[Items from a figure collection]
** BEGIN **

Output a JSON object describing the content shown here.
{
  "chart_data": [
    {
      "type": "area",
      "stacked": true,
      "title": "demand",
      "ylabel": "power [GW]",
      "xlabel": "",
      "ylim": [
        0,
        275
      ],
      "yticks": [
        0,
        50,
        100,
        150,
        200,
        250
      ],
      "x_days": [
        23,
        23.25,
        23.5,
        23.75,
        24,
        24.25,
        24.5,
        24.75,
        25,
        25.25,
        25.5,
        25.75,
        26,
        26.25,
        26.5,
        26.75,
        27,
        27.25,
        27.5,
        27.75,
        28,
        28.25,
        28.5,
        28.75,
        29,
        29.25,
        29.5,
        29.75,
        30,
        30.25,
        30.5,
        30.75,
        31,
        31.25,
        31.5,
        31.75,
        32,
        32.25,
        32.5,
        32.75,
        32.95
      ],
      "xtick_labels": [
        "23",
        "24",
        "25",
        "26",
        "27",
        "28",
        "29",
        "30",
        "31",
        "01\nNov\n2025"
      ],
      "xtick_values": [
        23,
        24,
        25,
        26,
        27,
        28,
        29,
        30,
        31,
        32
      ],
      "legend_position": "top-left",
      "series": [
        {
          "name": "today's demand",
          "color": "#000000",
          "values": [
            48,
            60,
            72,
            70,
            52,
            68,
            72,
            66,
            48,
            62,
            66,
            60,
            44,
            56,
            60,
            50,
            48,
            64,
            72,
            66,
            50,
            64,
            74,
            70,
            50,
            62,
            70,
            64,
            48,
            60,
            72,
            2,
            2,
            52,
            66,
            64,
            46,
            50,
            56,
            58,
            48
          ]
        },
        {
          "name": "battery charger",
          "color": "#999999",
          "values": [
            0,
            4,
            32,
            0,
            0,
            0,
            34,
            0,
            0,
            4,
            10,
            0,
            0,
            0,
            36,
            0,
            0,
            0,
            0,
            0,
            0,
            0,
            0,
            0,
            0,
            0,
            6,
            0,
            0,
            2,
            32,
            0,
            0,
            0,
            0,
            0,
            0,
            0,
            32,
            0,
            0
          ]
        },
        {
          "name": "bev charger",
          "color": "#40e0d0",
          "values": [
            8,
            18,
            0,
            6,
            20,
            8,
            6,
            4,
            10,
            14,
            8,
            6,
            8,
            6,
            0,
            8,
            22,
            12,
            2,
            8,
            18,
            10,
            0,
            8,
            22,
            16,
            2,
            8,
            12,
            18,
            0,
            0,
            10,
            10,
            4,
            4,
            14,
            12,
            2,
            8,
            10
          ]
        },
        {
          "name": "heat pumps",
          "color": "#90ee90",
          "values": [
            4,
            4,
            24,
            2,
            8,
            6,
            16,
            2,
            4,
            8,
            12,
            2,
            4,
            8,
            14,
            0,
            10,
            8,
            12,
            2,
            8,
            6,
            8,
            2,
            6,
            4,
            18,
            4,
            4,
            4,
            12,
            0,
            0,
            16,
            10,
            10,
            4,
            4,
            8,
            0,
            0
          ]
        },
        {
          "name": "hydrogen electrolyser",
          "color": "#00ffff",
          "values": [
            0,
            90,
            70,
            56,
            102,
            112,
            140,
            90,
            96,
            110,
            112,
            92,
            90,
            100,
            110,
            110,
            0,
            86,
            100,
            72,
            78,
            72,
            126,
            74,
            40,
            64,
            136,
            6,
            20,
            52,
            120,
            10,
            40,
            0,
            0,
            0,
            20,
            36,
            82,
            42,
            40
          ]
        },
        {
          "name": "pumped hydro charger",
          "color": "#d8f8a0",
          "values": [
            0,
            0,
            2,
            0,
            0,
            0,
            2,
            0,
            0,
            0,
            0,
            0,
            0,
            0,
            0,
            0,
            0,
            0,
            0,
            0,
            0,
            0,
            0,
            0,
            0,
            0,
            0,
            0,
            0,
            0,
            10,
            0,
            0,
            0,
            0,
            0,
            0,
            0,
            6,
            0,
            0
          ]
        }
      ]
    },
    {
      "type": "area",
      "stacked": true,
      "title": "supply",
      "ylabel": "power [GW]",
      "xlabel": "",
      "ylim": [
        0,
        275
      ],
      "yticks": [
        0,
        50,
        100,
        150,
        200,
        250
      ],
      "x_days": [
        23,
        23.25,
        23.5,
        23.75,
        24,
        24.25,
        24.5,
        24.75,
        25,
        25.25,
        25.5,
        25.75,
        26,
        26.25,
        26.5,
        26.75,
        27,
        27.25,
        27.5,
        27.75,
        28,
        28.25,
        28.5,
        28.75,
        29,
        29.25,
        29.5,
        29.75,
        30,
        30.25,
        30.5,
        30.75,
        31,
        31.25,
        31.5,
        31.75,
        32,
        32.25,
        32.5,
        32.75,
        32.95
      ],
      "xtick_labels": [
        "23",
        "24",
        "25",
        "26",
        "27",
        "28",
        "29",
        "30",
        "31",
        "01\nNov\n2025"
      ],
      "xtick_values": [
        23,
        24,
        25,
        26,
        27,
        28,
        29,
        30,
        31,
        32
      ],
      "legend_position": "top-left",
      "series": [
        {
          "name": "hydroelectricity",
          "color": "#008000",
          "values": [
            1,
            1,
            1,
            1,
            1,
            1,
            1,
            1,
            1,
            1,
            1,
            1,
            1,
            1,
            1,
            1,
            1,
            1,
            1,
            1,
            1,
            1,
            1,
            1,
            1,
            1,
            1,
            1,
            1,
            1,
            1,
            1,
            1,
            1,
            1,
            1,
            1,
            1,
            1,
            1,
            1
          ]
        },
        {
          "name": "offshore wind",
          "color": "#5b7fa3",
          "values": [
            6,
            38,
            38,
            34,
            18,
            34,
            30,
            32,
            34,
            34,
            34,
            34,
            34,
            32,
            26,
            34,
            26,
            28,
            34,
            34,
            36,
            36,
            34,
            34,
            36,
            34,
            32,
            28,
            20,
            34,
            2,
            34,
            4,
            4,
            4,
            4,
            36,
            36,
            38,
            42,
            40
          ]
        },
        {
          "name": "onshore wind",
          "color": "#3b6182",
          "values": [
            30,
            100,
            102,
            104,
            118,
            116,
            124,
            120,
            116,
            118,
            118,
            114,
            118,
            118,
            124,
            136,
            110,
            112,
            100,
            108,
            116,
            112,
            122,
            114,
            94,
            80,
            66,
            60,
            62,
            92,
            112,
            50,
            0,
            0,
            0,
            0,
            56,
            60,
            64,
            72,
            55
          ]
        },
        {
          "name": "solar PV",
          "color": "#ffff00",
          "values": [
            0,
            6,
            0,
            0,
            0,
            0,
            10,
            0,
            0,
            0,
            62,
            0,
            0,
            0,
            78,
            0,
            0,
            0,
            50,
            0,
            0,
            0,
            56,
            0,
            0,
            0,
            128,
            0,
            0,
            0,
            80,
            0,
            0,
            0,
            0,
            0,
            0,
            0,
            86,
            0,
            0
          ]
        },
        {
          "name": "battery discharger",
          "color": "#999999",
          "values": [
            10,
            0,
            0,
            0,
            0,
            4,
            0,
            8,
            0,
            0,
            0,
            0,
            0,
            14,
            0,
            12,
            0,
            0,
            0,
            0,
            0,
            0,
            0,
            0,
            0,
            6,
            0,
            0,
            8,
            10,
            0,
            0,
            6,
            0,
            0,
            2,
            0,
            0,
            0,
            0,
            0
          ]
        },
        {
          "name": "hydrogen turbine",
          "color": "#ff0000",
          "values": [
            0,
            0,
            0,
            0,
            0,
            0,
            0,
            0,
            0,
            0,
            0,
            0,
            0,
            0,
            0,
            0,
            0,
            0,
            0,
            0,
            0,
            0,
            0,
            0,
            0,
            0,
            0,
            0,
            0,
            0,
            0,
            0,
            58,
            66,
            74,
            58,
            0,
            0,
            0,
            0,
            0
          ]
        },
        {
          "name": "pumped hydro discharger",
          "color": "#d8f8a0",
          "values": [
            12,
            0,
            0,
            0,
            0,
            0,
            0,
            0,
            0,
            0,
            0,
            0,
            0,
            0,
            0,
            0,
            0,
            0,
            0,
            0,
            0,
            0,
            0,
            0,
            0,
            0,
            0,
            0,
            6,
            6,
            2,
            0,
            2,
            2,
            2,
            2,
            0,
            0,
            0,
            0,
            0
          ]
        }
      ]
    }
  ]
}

** END **

__Task description__:
Extract all lines containing the word "hydrogen".

__Written solution__:
          "name": "hydrogen electrolyser",
          "name": "hydrogen turbine",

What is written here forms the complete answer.